#### [STATED PROBLEM]
Can you put the lines into a Markdown table with the columns Row and Line, starting at the line that contains "- data-label: 19828: [606, 536, 637, 551]" and ending at the line that contains "- data-label: 38152: [773, 561, 804, 576]"? Number each row, include both end lines, and leave out any blank lines.
* start SUPPLIED MATERIAL *
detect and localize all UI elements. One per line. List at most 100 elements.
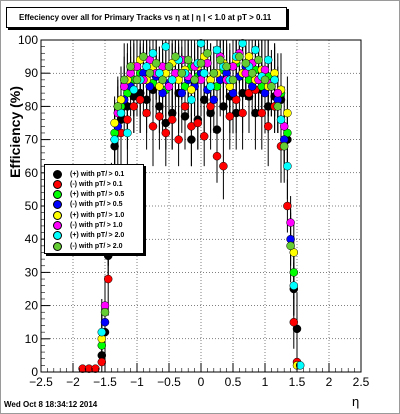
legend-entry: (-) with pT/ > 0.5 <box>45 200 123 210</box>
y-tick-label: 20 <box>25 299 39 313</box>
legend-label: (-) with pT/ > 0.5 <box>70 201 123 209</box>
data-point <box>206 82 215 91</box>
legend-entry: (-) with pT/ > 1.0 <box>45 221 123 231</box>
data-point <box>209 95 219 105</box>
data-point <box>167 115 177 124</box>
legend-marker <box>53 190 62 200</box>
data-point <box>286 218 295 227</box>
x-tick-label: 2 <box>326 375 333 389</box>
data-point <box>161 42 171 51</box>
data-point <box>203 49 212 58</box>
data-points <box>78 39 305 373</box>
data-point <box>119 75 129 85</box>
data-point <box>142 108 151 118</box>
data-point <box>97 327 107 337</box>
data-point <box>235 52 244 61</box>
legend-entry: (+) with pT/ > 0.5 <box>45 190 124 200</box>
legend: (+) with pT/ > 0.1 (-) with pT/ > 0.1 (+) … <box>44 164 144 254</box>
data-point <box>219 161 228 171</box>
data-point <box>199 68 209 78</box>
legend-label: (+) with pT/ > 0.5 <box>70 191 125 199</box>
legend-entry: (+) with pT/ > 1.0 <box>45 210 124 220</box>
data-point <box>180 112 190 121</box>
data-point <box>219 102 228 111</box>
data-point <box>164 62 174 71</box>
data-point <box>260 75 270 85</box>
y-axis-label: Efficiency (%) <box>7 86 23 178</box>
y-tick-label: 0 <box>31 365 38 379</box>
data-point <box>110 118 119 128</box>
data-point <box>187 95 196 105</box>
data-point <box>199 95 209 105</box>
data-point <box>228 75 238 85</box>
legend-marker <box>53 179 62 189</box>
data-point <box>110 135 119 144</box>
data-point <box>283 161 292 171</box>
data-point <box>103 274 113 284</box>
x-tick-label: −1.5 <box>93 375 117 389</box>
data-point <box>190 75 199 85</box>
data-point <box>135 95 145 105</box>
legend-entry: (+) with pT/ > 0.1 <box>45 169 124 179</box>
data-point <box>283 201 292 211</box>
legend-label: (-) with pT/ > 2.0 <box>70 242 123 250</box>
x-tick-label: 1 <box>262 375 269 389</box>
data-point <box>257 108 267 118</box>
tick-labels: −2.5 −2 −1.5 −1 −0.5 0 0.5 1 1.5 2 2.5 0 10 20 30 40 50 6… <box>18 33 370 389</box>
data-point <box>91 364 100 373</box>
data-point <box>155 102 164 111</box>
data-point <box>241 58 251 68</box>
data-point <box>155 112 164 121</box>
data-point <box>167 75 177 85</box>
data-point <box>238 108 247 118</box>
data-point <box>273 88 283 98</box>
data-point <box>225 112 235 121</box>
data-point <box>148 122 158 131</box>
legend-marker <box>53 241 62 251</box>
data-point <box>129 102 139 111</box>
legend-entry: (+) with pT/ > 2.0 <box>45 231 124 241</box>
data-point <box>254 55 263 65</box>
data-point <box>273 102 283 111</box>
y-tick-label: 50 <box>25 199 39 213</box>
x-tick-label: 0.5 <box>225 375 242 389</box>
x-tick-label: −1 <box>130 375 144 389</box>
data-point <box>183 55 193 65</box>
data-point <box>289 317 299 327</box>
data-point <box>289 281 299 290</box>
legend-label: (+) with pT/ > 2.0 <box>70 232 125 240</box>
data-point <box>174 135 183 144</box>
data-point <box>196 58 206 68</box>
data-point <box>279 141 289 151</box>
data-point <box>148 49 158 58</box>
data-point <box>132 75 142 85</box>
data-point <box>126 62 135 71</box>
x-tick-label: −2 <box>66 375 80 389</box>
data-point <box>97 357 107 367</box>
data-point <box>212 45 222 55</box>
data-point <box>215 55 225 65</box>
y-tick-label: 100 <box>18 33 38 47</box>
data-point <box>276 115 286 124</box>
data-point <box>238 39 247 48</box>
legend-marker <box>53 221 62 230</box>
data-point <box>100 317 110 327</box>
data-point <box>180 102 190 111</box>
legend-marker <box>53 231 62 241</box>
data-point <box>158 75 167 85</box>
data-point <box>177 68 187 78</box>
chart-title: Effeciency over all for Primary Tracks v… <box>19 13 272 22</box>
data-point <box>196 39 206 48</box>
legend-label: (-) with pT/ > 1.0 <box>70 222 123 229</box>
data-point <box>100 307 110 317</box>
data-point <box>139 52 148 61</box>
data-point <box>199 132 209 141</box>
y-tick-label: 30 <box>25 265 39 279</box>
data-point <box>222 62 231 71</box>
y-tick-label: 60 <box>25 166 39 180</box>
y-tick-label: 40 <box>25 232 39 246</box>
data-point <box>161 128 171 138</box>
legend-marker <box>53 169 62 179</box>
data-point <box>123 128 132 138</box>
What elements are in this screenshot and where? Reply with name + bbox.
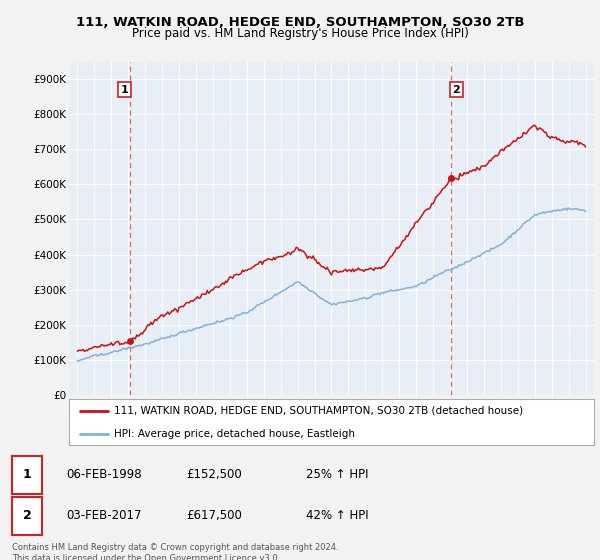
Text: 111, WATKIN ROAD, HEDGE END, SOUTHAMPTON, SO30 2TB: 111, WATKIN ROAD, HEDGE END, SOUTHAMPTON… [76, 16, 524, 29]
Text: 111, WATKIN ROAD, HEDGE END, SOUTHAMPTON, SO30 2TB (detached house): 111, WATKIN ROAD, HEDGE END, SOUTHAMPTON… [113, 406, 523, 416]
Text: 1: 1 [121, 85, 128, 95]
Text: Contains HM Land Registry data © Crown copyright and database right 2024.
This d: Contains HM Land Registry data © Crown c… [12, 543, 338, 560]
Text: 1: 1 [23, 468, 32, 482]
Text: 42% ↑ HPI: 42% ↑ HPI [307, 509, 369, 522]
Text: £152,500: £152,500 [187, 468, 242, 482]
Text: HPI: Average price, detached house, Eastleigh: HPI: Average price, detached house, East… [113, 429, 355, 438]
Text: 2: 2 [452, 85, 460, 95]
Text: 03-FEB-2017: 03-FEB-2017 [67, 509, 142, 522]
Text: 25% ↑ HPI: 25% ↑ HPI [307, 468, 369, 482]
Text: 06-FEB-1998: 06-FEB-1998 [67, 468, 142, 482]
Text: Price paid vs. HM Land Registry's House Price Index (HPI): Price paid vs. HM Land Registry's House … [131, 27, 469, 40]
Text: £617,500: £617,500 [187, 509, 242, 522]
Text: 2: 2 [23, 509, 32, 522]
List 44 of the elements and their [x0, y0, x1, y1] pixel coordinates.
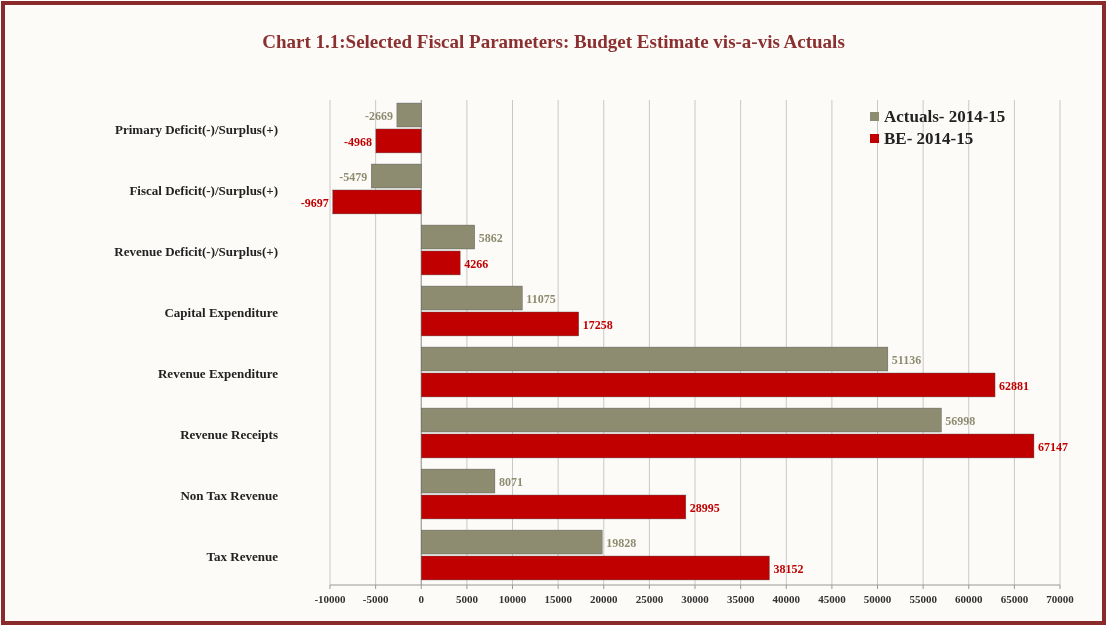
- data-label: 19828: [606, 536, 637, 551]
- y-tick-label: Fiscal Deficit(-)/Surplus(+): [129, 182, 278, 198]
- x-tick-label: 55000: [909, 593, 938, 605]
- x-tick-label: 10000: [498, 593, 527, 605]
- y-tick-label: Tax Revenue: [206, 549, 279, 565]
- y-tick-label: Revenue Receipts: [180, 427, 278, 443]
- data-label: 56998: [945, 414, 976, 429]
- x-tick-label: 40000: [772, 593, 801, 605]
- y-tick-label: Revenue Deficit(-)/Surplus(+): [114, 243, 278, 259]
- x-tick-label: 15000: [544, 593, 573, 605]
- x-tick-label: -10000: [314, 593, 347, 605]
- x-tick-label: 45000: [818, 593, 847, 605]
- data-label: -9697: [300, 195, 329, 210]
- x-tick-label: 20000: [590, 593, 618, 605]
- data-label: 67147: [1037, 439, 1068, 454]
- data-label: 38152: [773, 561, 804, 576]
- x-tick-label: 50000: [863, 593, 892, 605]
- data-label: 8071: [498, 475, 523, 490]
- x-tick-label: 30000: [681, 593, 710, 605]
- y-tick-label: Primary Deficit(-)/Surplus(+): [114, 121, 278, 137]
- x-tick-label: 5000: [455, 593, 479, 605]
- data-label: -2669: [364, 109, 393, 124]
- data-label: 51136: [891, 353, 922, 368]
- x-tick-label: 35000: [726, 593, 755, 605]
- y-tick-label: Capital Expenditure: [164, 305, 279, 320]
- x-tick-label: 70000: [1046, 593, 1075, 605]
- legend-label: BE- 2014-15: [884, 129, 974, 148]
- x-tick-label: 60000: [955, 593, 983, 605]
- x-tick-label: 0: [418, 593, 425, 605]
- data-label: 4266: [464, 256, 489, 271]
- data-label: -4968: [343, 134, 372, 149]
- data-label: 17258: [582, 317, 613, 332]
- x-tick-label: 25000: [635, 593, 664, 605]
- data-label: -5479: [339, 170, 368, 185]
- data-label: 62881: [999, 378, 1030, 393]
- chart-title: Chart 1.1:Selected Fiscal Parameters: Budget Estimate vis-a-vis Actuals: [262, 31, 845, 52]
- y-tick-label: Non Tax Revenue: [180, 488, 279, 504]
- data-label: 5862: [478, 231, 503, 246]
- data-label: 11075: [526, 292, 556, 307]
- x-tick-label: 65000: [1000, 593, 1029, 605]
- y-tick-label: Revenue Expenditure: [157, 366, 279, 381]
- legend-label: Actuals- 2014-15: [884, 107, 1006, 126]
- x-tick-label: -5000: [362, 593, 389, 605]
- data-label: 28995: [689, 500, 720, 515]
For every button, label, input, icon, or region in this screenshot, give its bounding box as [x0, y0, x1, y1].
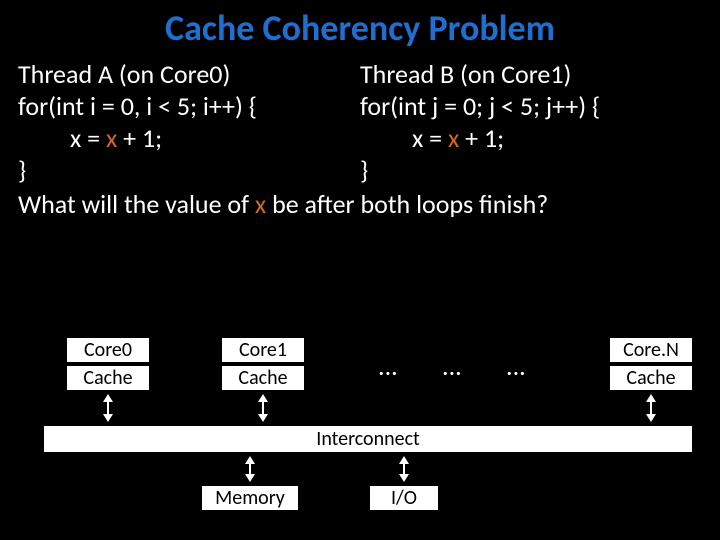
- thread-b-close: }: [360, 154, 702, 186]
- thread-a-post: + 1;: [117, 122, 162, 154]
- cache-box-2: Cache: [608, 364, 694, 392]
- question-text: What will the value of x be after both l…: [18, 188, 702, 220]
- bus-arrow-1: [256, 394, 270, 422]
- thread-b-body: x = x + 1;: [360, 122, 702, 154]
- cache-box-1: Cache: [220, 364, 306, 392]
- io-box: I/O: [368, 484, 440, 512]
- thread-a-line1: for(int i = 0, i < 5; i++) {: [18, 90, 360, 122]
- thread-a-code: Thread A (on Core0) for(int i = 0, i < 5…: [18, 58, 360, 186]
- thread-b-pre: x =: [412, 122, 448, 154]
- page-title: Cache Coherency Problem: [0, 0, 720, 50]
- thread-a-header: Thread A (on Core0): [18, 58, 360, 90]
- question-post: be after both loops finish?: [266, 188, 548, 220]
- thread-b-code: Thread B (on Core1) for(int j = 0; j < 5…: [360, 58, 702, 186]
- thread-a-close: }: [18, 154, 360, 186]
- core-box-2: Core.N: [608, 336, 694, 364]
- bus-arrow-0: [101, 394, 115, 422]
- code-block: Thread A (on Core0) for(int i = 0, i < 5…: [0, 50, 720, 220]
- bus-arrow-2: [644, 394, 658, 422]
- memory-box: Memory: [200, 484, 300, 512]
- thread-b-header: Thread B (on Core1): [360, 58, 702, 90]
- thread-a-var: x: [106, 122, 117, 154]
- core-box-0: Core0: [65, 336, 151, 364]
* end SUPPLIED MATERIAL *
#### [PROBLEM SOLUTION]
| Row | Line |
|---|---|
| 1 | - data-label: 19828: [606, 536, 637, 551] |
| 2 | - y-tick-label: Fiscal Deficit(-)/Surplus(+): [129, 182, 278, 198] |
| 3 | - x-tick-label: 55000: [909, 593, 938, 605] |
| 4 | - x-tick-label: 10000: [498, 593, 527, 605] |
| 5 | - y-tick-label: Tax Revenue: [206, 549, 279, 565] |
| 6 | - y-tick-label: Revenue Receipts: [180, 427, 278, 443] |
| 7 | - data-label: 56998: [945, 414, 976, 429] |
| 8 | - x-tick-label: 40000: [772, 593, 801, 605] |
| 9 | - y-tick-label: Revenue Deficit(-)/Surplus(+): [114, 243, 278, 259] |
| 10 | - x-tick-label: 15000: [544, 593, 573, 605] |
| 11 | - x-tick-label: -10000: [314, 593, 347, 605] |
| 12 | - x-tick-label: 45000: [818, 593, 847, 605] |
| 13 | - data-label: -9697: [300, 195, 329, 210] |
| 14 | - x-tick-label: 20000: [590, 593, 618, 605] |
| 15 | - data-label: 67147: [1037, 439, 1068, 454] |
| 16 | - data-label: 38152: [773, 561, 804, 576] |